Leave the pictures out, and retype all of the material exactly as written.

(Dataset records on visual material)
════
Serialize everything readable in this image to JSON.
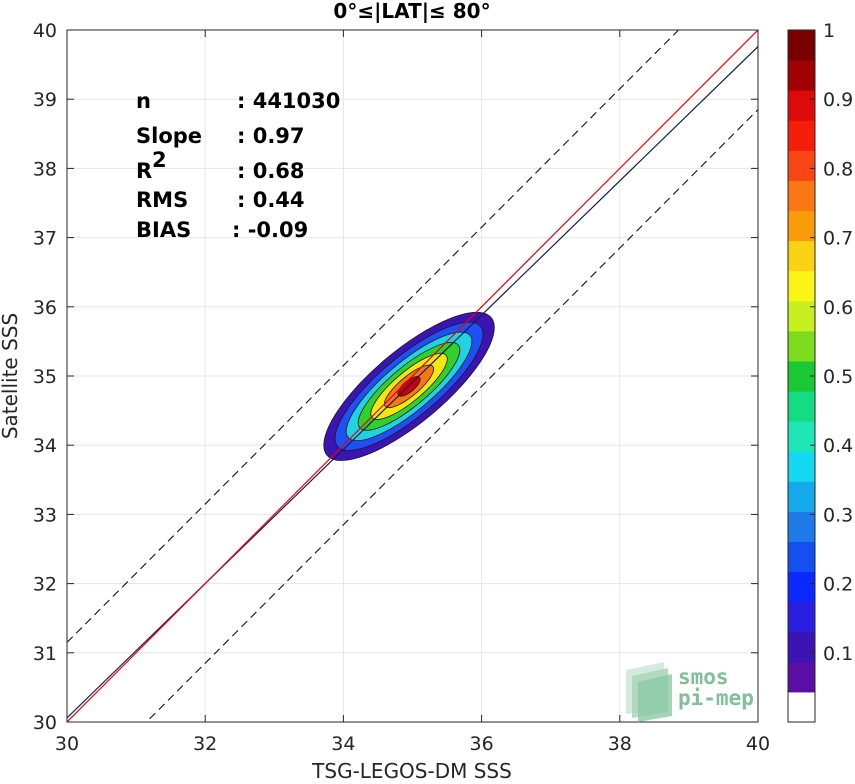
{
  "chart_data": {
    "type": "heatmap",
    "title": "0°≤|LAT|≤ 80°",
    "xlabel": "TSG-LEGOS-DM SSS",
    "ylabel": "Satellite SSS",
    "xlim": [
      30,
      40
    ],
    "ylim": [
      30,
      40
    ],
    "xticks": [
      30,
      32,
      34,
      36,
      38,
      40
    ],
    "yticks": [
      30,
      31,
      32,
      33,
      34,
      35,
      36,
      37,
      38,
      39,
      40
    ],
    "grid": true,
    "stats": [
      {
        "label": "n",
        "value": ": 441030"
      },
      {
        "label": "Slope",
        "value": ": 0.97"
      },
      {
        "label": "R",
        "sup": "2",
        "value": ": 0.68"
      },
      {
        "label": "RMS",
        "value": ": 0.44"
      },
      {
        "label": "BIAS",
        "value": ": -0.09"
      }
    ],
    "lines": {
      "identity": {
        "slope": 1,
        "intercept": 0,
        "color": "#e8000b"
      },
      "fit": {
        "slope": 0.97,
        "intercept": 0.96,
        "color": "#1a1a5e"
      },
      "upper_bound": {
        "offset": 1.15,
        "style": "dashed"
      },
      "lower_bound": {
        "offset": -1.15,
        "style": "dashed"
      }
    },
    "density": {
      "center": [
        34.95,
        34.85
      ],
      "angle_deg": 40,
      "levels": [
        0.05,
        0.2,
        0.35,
        0.5,
        0.65,
        0.8,
        0.95
      ],
      "level_axes": [
        [
          1.55,
          0.52
        ],
        [
          1.35,
          0.43
        ],
        [
          1.15,
          0.35
        ],
        [
          0.93,
          0.28
        ],
        [
          0.7,
          0.21
        ],
        [
          0.45,
          0.14
        ],
        [
          0.2,
          0.08
        ]
      ],
      "level_colors": [
        "#3c14b4",
        "#1e50f5",
        "#1fd3e0",
        "#2fd12a",
        "#f5e70d",
        "#f57814",
        "#c8000a"
      ]
    },
    "colorbar": {
      "range": [
        0,
        1
      ],
      "ticks": [
        "0.1",
        "0.2",
        "0.3",
        "0.4",
        "0.5",
        "0.6",
        "0.7",
        "0.8",
        "0.9",
        "1"
      ],
      "colors": [
        "#ffffff",
        "#5a0ea6",
        "#3c14b4",
        "#2a1ee0",
        "#0a28ff",
        "#1450f0",
        "#1e7ae6",
        "#14aaeb",
        "#14d7f0",
        "#1ee6b4",
        "#14dc82",
        "#19c832",
        "#7ddc1e",
        "#c8f01e",
        "#faf514",
        "#fad214",
        "#fa9b0a",
        "#fa7814",
        "#fa4614",
        "#f51e0a",
        "#dc0a0a",
        "#a00000",
        "#780000"
      ]
    }
  },
  "watermark": {
    "line1": "smos",
    "line2": "pi-mep",
    "color": "#7fbf99"
  }
}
════
Problem solution →
Serialize everything readable in this image to JSON.
{
  "chart_data": {
    "type": "heatmap",
    "title": "0°≤|LAT|≤ 80°",
    "xlabel": "TSG-LEGOS-DM SSS",
    "ylabel": "Satellite SSS",
    "xlim": [
      30,
      40
    ],
    "ylim": [
      30,
      40
    ],
    "xticks": [
      30,
      32,
      34,
      36,
      38,
      40
    ],
    "yticks": [
      30,
      31,
      32,
      33,
      34,
      35,
      36,
      37,
      38,
      39,
      40
    ],
    "grid": true,
    "stats": [
      {
        "label": "n",
        "value": ": 441030"
      },
      {
        "label": "Slope",
        "value": ": 0.97"
      },
      {
        "label": "R",
        "sup": "2",
        "value": ": 0.68"
      },
      {
        "label": "RMS",
        "value": ": 0.44"
      },
      {
        "label": "BIAS",
        "value": ": -0.09"
      }
    ],
    "lines": {
      "identity": {
        "slope": 1,
        "intercept": 0,
        "color": "#e8000b"
      },
      "fit": {
        "slope": 0.97,
        "intercept": 0.96,
        "color": "#1a1a5e"
      },
      "upper_bound": {
        "offset": 1.15,
        "style": "dashed"
      },
      "lower_bound": {
        "offset": -1.15,
        "style": "dashed"
      }
    },
    "density": {
      "center": [
        34.95,
        34.85
      ],
      "angle_deg": 40,
      "levels": [
        0.05,
        0.2,
        0.35,
        0.5,
        0.65,
        0.8,
        0.95
      ],
      "level_axes": [
        [
          1.55,
          0.52
        ],
        [
          1.35,
          0.43
        ],
        [
          1.15,
          0.35
        ],
        [
          0.93,
          0.28
        ],
        [
          0.7,
          0.21
        ],
        [
          0.45,
          0.14
        ],
        [
          0.2,
          0.08
        ]
      ],
      "level_colors": [
        "#3c14b4",
        "#1e50f5",
        "#1fd3e0",
        "#2fd12a",
        "#f5e70d",
        "#f57814",
        "#c8000a"
      ]
    },
    "colorbar": {
      "range": [
        0,
        1
      ],
      "ticks": [
        "0.1",
        "0.2",
        "0.3",
        "0.4",
        "0.5",
        "0.6",
        "0.7",
        "0.8",
        "0.9",
        "1"
      ],
      "colors": [
        "#ffffff",
        "#5a0ea6",
        "#3c14b4",
        "#2a1ee0",
        "#0a28ff",
        "#1450f0",
        "#1e7ae6",
        "#14aaeb",
        "#14d7f0",
        "#1ee6b4",
        "#14dc82",
        "#19c832",
        "#7ddc1e",
        "#c8f01e",
        "#faf514",
        "#fad214",
        "#fa9b0a",
        "#fa7814",
        "#fa4614",
        "#f51e0a",
        "#dc0a0a",
        "#a00000",
        "#780000"
      ]
    }
  },
  "watermark": {
    "line1": "smos",
    "line2": "pi-mep",
    "color": "#7fbf99"
  }
}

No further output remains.